__Source text__
Q. What about food? What food did you receive?
A. They confiscated all the Jewish bakeries, and one bakery
remained for the Jewish public, and then they distributed
two hundred grams of bread to each Jew. Jews were forbidden
to walk in the street from 7.30 p.m., from the time it
became dark. When the Jews were shut off in their homes, the
Gestapo men began their brutal treatment. I still remember
several of their names: Rosmann, Barsel and others like
them, who came late at night…Pardon me, I want to go back
for a moment: At that time the Jews were ordered to restrict
their area of residence. With us it was a ghetto, but it was
the only ghetto that was not closed although it was a
defined area which Jews were forbidden to leave. Anyone
found outside this restricted area was shot. At that time
they destroyed many of the old houses in the centre of the
town; they were mainly Jewish houses and the people whose
good homes were taken away had to enter the restricted area.
Judge Raveh: What period are you talking about?
Witness Zabludowicz: Of 1940-1941. We took another four
families into the apartment in which we lived. The Germans
began their cruel treatment. They used to knock on the
entrance doors, break down these doors and enter the houses.
Inside the rooms people had settled down by making tiers of
bunks in each room, right up to the ceiling, at three or
four levels, and couples occupied each bed. They used to
come into the houses and say:”You up on top – come down; you
over there – come down; you down below – get off.” Then they
would ask the man “Why are you sleeping with this woman?”

__Data extract__
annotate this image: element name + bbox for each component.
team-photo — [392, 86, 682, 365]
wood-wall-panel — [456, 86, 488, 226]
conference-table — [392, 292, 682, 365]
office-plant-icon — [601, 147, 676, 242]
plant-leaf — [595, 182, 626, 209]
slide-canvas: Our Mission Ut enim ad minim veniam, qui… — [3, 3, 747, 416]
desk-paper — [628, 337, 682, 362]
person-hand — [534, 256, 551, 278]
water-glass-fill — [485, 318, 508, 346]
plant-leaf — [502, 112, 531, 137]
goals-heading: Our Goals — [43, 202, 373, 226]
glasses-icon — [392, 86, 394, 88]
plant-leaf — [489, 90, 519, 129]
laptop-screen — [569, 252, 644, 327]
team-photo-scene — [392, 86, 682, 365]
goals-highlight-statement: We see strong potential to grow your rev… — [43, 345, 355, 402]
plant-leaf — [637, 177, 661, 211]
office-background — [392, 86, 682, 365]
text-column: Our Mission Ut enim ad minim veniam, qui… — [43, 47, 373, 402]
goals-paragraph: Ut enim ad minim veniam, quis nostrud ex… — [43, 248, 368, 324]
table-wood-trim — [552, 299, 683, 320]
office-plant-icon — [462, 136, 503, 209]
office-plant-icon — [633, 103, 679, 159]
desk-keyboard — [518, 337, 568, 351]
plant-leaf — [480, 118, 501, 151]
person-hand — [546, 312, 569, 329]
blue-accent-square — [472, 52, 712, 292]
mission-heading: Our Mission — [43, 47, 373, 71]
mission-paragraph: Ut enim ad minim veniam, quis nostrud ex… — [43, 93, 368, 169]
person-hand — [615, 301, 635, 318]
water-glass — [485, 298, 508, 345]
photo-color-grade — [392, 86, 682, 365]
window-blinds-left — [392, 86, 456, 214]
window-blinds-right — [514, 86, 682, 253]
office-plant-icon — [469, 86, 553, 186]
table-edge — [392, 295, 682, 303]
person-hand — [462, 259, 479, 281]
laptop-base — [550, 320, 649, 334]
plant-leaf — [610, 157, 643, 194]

__Written tasks__
A: Translate this sentence from the trial testimony into Spanish: "Anyone found outside this restricted area was shot."
B: Answer these questions using the trial testimony:
(i) How many grams of bread were distributed to each Jew?
(ii) From what time were Jews forbidden to walk in the street?
(iii) How many families did the witness's household take into the apartment?

__Expected outputs__
A: Cualquier persona encontrada fuera de esta zona restringida era fusilada.

B:
(i) Two hundred grams.
(ii) From 7.30 p.m.
(iii) Four families.